▸ Passage to read:
# # # # #

Martin Preisler edited this page Mar 2, 2017 · 6 revisions

Looking for a quick(ish) start guide? The steps below should get a developer started forking, rebasing, and submitting pull requests. Questions? EMail the SSG Community Mailing List.

This document was blatantly plagiarized from official GitHub help pages, blogs, and notes from SSG community members. Sources include:

Forking SSG

When you fork SSG in order to propose changes, you can configure your fork to rebase changes from the upstream SSG repository. The following steps demonstrate how to do that.

(1) Fork SSG on GitHub. Clone your fork of SSG locally, e.g.:

$ https://github.com/_**{your_username}**_/scap-security-guide.git

(2) Type git remote -v and press Enter. You’ll see the current configured remote repository for your fork:

$ git remote -v
origin	[email protected]:_**{your_username}**_/scap-security-guide.git (fetch)
origin	[email protected]:_**{your_username}**_/scap-security-guide.git (push)

Now, add SSG as your upstream repository:

$ git remote add upstream https://github.com/OpenSCAP/scap-security-guide.git

(3) To verify the new upstream repository, type git remote -v again. You should see the URL for your fork as origin, and the URL for the SSG repository as upstream.

# # # # #

▸ Request 1: According to the SSG forking guide, where did its material come from? List each source it names.
▸ Request 2: Extend the SSG forking guide from the point where it stops.

▸ Given data:

# # # # #

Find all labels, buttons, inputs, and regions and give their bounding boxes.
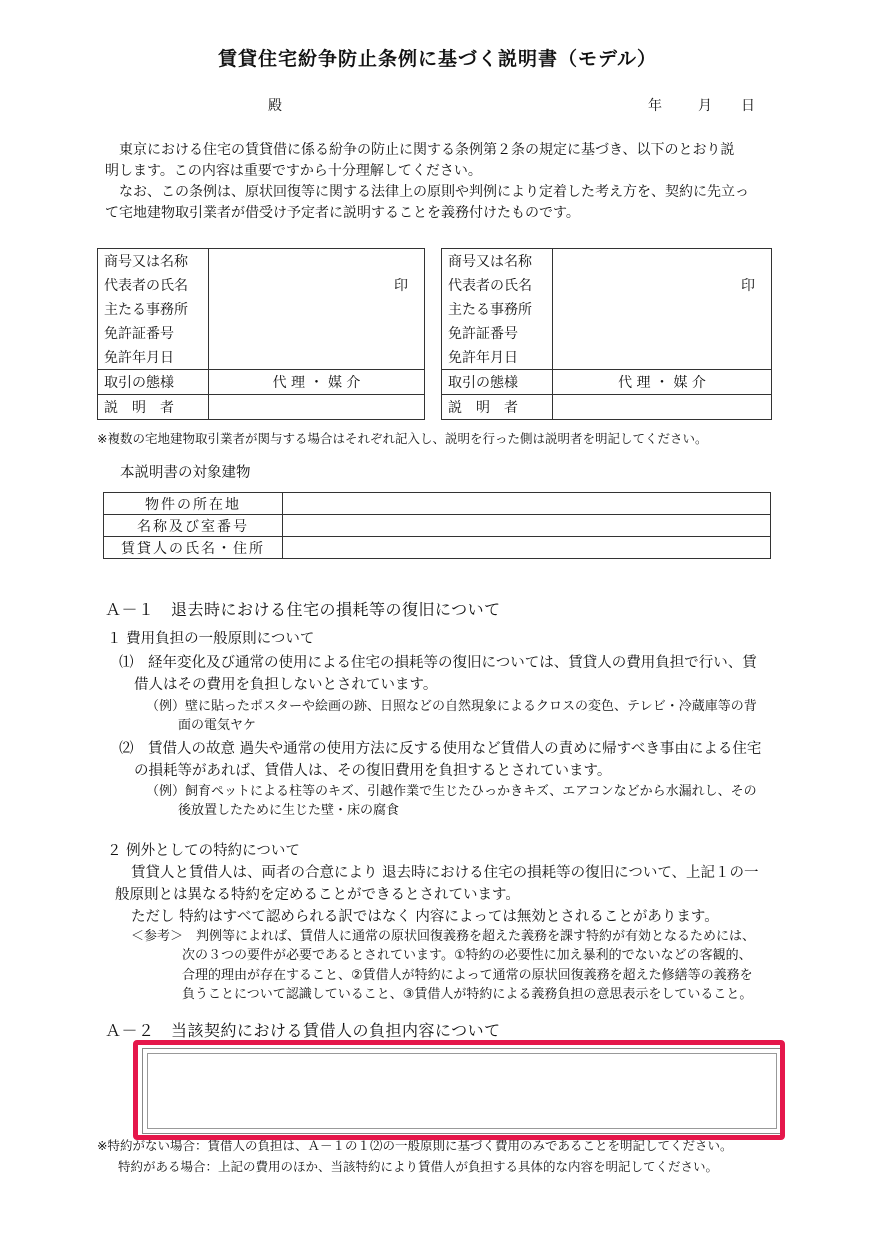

# # # # #

▸ Output 1:
- Official GitHub help pages
- Blogs
- Notes from SSG community members

▸ Output 2:
$ git remote -v
origin	[email protected]:{your_username}/scap-security-guide.git (fetch)
origin	[email protected]:{your_username}/scap-security-guide.git (push)
upstream	https://github.com/OpenSCAP/scap-security-guide.git (fetch)
upstream	https://github.com/OpenSCAP/scap-security-guide.git (push)

Rebasing

Occasionally it will be needed to rebase your local repository to keep it up-to-date with the upstream SSG content. To do so:

(1) Fetch the branches and their respective commits from the upstream repository. Commits to master will be stored in a local branch, upstream/master.

$ git fetch upstream

(2) Check out your fork’s local master branch:

$ git checkout master

(3) Merge the changes from upstream/master into your local master branch. This brings your fork’s master branch into sync with the upstream repository, without losing your local changes.

$ git merge upstream/master

NOTE: If your local branch didn’t have any unique commits, Git will instead perform a “fast-forward”:

$ get merge upstream/master
Updating 34e91da..16c56ad
Fast-forward
 README.md				|	5 +++—
1 file changed, 3 insertions(+), 2 deletions(-)

Testing the changes

In SCAP Security Guide every pull request has to pass a set of tests. We use the OpenSCAP Jenkins instance for that purpose. Before submitting your changes for review you should run these tests yourself locally to catch issues. The target to validate all generate content is called validate.

cd build/
make -j 4 validate

Besides running these automated tests you should also check that your changes work as expected on the target product. Automated tests are limited and cannot catch logic issues in OVAL or remediation scripts.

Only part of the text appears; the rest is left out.